_Exercise directions_
Please print the full listing exactly.

_Items_
*****

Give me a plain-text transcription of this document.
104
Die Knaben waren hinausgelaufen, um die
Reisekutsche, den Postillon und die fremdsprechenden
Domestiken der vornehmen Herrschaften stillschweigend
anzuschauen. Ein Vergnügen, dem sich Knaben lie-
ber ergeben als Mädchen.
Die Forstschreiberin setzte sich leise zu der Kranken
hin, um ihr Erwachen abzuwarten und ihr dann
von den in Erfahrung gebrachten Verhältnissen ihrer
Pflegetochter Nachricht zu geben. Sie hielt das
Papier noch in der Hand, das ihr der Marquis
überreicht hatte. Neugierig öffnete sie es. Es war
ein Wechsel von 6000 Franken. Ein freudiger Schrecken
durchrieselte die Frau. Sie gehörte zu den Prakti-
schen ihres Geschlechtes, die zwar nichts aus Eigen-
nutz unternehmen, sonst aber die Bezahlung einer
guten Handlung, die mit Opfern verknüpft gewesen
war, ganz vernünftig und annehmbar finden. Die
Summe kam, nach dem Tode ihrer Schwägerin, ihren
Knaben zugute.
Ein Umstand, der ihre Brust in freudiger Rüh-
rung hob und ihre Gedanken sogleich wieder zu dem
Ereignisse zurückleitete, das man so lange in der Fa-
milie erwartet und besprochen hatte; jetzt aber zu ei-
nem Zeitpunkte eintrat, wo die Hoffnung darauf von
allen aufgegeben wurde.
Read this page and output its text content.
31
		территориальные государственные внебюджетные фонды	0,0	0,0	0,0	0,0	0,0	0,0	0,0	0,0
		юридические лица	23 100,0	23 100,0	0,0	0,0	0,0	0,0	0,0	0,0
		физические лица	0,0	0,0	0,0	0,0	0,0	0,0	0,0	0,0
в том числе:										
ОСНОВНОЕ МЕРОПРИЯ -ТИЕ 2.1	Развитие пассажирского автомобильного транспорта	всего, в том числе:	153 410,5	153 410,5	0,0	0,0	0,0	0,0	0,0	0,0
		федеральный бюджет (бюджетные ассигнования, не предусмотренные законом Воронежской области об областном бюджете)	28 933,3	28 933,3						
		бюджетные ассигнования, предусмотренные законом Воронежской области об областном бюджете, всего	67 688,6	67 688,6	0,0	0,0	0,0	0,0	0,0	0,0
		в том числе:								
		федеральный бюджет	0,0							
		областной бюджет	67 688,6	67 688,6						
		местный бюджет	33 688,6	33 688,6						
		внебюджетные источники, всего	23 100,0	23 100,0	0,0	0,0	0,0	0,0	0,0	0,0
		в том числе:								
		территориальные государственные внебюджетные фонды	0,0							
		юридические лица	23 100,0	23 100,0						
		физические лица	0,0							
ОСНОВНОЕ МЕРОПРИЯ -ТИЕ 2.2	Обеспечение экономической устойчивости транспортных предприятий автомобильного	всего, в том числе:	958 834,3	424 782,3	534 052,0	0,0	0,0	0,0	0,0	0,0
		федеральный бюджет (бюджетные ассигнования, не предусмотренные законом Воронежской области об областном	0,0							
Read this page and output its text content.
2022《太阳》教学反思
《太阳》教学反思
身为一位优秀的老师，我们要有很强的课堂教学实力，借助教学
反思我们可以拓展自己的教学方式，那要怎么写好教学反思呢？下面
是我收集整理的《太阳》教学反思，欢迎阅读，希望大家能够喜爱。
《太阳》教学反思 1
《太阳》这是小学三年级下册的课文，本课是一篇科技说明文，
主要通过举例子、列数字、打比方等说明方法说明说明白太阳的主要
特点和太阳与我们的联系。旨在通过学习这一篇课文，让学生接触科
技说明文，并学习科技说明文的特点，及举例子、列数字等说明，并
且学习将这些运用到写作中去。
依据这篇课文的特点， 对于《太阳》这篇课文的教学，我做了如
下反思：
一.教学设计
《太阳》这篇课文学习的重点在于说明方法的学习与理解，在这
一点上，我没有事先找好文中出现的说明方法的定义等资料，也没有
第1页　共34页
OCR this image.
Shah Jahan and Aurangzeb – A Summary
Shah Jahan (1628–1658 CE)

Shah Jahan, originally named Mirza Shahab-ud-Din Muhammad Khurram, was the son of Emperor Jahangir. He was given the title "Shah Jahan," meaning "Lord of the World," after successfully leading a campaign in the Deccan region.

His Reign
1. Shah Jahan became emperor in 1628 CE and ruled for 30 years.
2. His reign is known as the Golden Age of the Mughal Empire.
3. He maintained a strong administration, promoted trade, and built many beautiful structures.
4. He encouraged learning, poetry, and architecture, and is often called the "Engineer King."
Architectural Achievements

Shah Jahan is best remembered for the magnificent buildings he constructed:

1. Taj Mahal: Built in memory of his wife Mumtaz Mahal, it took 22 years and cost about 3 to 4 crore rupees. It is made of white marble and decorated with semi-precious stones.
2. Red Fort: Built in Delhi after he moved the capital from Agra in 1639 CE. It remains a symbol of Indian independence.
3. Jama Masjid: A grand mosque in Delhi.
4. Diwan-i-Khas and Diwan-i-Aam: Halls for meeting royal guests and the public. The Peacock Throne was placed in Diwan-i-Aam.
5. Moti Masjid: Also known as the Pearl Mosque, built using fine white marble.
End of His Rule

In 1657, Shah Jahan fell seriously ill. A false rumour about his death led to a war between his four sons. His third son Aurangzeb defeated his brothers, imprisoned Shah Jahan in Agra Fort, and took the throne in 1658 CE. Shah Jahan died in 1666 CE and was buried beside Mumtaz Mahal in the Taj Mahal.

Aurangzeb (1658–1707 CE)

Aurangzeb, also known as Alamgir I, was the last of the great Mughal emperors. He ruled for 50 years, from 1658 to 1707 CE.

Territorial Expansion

*****

_Exercise result_
Give me a plain-text transcription of this document.
104
Die Knaben waren hinausgelaufen, um die
Reisekutsche, den Postillon und die fremdsprechenden
Domestiken der vornehmen Herrschaften stillschweigend
anzuschauen. Ein Vergnügen, dem sich Knaben lie-
ber ergeben als Mädchen.
Die Forstschreiberin setzte sich leise zu der Kranken
hin, um ihr Erwachen abzuwarten und ihr dann
von den in Erfahrung gebrachten Verhältnissen ihrer
Pflegetochter Nachricht zu geben. Sie hielt das
Papier noch in der Hand, das ihr der Marquis
überreicht hatte. Neugierig öffnete sie es. Es war
ein Wechsel von 6000 Franken. Ein freudiger Schrecken
durchrieselte die Frau. Sie gehörte zu den Prakti-
schen ihres Geschlechtes, die zwar nichts aus Eigen-
nutz unternehmen, sonst aber die Bezahlung einer
guten Handlung, die mit Opfern verknüpft gewesen
war, ganz vernünftig und annehmbar finden. Die
Summe kam, nach dem Tode ihrer Schwägerin, ihren
Knaben zugute.
Ein Umstand, der ihre Brust in freudiger Rüh-
rung hob und ihre Gedanken sogleich wieder zu dem
Ereignisse zurückleitete, das man so lange in der Fa-
milie erwartet und besprochen hatte; jetzt aber zu ei-
nem Zeitpunkte eintrat, wo die Hoffnung darauf von
allen aufgegeben wurde.
Read this page and output its text content.
31
		территориальные государственные внебюджетные фонды	0,0	0,0	0,0	0,0	0,0	0,0	0,0	0,0
		юридические лица	23 100,0	23 100,0	0,0	0,0	0,0	0,0	0,0	0,0
		физические лица	0,0	0,0	0,0	0,0	0,0	0,0	0,0	0,0
в том числе:										
ОСНОВНОЕ МЕРОПРИЯ -ТИЕ 2.1	Развитие пассажирского автомобильного транспорта	всего, в том числе:	153 410,5	153 410,5	0,0	0,0	0,0	0,0	0,0	0,0
		федеральный бюджет (бюджетные ассигнования, не предусмотренные законом Воронежской области об областном бюджете)	28 933,3	28 933,3						
		бюджетные ассигнования, предусмотренные законом Воронежской области об областном бюджете, всего	67 688,6	67 688,6	0,0	0,0	0,0	0,0	0,0	0,0
		в том числе:								
		федеральный бюджет	0,0							
		областной бюджет	67 688,6	67 688,6						
		местный бюджет	33 688,6	33 688,6						
		внебюджетные источники, всего	23 100,0	23 100,0	0,0	0,0	0,0	0,0	0,0	0,0
		в том числе:								
		территориальные государственные внебюджетные фонды	0,0							
		юридические лица	23 100,0	23 100,0						
		физические лица	0,0							
ОСНОВНОЕ МЕРОПРИЯ -ТИЕ 2.2	Обеспечение экономической устойчивости транспортных предприятий автомобильного	всего, в том числе:	958 834,3	424 782,3	534 052,0	0,0	0,0	0,0	0,0	0,0
		федеральный бюджет (бюджетные ассигнования, не предусмотренные законом Воронежской области об областном	0,0							
Read this page and output its text content.
2022《太阳》教学反思
《太阳》教学反思
身为一位优秀的老师，我们要有很强的课堂教学实力，借助教学
反思我们可以拓展自己的教学方式，那要怎么写好教学反思呢？下面
是我收集整理的《太阳》教学反思，欢迎阅读，希望大家能够喜爱。
《太阳》教学反思 1
《太阳》这是小学三年级下册的课文，本课是一篇科技说明文，
主要通过举例子、列数字、打比方等说明方法说明说明白太阳的主要
特点和太阳与我们的联系。旨在通过学习这一篇课文，让学生接触科
技说明文，并学习科技说明文的特点，及举例子、列数字等说明，并
且学习将这些运用到写作中去。
依据这篇课文的特点， 对于《太阳》这篇课文的教学，我做了如
下反思：
一.教学设计
《太阳》这篇课文学习的重点在于说明方法的学习与理解，在这
一点上，我没有事先找好文中出现的说明方法的定义等资料，也没有
第1页　共34页
OCR this image.
Shah Jahan and Aurangzeb – A Summary
Shah Jahan (1628–1658 CE)

Shah Jahan, originally named Mirza Shahab-ud-Din Muhammad Khurram, was the son of Emperor Jahangir. He was given the title "Shah Jahan," meaning "Lord of the World," after successfully leading a campaign in the Deccan region.

His Reign
1. Shah Jahan became emperor in 1628 CE and ruled for 30 years.
2. His reign is known as the Golden Age of the Mughal Empire.
3. He maintained a strong administration, promoted trade, and built many beautiful structures.
4. He encouraged learning, poetry, and architecture, and is often called the "Engineer King."
Architectural Achievements

Shah Jahan is best remembered for the magnificent buildings he constructed:

1. Taj Mahal: Built in memory of his wife Mumtaz Mahal, it took 22 years and cost about 3 to 4 crore rupees. It is made of white marble and decorated with semi-precious stones.
2. Red Fort: Built in Delhi after he moved the capital from Agra in 1639 CE. It remains a symbol of Indian independence.
3. Jama Masjid: A grand mosque in Delhi.
4. Diwan-i-Khas and Diwan-i-Aam: Halls for meeting royal guests and the public. The Peacock Throne was placed in Diwan-i-Aam.
5. Moti Masjid: Also known as the Pearl Mosque, built using fine white marble.
End of His Rule

In 1657, Shah Jahan fell seriously ill. A false rumour about his death led to a war between his four sons. His third son Aurangzeb defeated his brothers, imprisoned Shah Jahan in Agra Fort, and took the throne in 1658 CE. Shah Jahan died in 1666 CE and was buried beside Mumtaz Mahal in the Taj Mahal.

Aurangzeb (1658–1707 CE)

Aurangzeb, also known as Alamgir I, was the last of the great Mughal emperors. He ruled for 50 years, from 1658 to 1707 CE.

Territorial Expansion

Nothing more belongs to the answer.